◆ PROMPT ◆
Count every line that has the word "ChannelSize". Give the number, without anything more.

◆ SUPPLIED RECORDS ◆

• • • • • • •

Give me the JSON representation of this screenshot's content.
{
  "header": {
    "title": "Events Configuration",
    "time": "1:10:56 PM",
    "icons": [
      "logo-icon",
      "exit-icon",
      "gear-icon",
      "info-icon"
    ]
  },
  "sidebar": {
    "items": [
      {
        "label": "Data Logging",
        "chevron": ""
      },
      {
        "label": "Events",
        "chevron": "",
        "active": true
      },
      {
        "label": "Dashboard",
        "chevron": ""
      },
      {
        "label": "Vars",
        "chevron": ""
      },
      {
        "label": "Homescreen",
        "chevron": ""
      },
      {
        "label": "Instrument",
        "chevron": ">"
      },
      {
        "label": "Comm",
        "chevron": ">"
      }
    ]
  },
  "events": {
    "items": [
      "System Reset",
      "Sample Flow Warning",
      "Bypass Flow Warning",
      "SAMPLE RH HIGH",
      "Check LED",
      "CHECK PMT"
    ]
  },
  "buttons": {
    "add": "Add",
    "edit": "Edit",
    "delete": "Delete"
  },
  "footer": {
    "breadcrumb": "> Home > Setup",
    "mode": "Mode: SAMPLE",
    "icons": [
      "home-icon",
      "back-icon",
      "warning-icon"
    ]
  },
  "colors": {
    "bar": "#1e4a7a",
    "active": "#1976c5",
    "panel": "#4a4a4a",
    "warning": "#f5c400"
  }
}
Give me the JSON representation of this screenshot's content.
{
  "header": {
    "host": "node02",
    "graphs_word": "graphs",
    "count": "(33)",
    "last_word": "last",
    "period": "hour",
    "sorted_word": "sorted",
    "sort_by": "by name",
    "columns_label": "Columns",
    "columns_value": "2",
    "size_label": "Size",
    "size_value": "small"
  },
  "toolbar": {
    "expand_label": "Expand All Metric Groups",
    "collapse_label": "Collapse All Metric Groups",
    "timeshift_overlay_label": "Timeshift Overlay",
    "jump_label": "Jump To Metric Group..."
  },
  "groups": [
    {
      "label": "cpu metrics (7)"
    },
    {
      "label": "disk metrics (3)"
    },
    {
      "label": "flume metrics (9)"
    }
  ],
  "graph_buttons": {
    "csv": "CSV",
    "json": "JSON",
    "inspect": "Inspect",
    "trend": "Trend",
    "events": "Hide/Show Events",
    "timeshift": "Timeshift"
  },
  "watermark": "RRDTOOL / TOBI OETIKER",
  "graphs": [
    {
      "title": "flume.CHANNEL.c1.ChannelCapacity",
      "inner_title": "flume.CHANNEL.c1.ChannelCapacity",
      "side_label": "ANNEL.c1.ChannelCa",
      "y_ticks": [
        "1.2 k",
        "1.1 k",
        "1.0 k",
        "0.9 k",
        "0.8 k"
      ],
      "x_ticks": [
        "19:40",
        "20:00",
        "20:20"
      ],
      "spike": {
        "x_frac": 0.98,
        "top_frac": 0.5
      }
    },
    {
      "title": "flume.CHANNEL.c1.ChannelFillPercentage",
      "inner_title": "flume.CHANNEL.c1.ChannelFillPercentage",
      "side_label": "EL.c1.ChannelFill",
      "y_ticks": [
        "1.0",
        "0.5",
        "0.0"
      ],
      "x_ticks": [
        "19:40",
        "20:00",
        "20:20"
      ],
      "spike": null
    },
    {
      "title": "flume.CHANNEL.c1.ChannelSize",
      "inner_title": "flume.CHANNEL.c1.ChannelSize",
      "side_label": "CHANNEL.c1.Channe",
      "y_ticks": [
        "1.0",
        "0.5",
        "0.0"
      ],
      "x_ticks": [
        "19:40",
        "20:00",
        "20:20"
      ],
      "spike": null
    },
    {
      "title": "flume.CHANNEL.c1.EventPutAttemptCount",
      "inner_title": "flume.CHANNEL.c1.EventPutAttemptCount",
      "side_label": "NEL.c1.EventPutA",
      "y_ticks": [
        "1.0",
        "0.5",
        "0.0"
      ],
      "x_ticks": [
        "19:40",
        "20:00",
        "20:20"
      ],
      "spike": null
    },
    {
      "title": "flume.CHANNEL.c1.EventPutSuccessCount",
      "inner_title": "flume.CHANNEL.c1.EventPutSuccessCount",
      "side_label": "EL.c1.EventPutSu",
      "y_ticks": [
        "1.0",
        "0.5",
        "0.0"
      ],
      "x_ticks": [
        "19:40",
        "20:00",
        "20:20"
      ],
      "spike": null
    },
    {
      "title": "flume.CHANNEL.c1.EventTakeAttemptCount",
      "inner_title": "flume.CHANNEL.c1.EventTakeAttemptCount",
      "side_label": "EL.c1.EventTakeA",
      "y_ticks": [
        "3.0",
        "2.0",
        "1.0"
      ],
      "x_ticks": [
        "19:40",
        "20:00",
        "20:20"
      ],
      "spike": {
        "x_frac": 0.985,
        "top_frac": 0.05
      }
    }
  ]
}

• • • • • • •

◆ COMPLETE RESPONSE ◆
2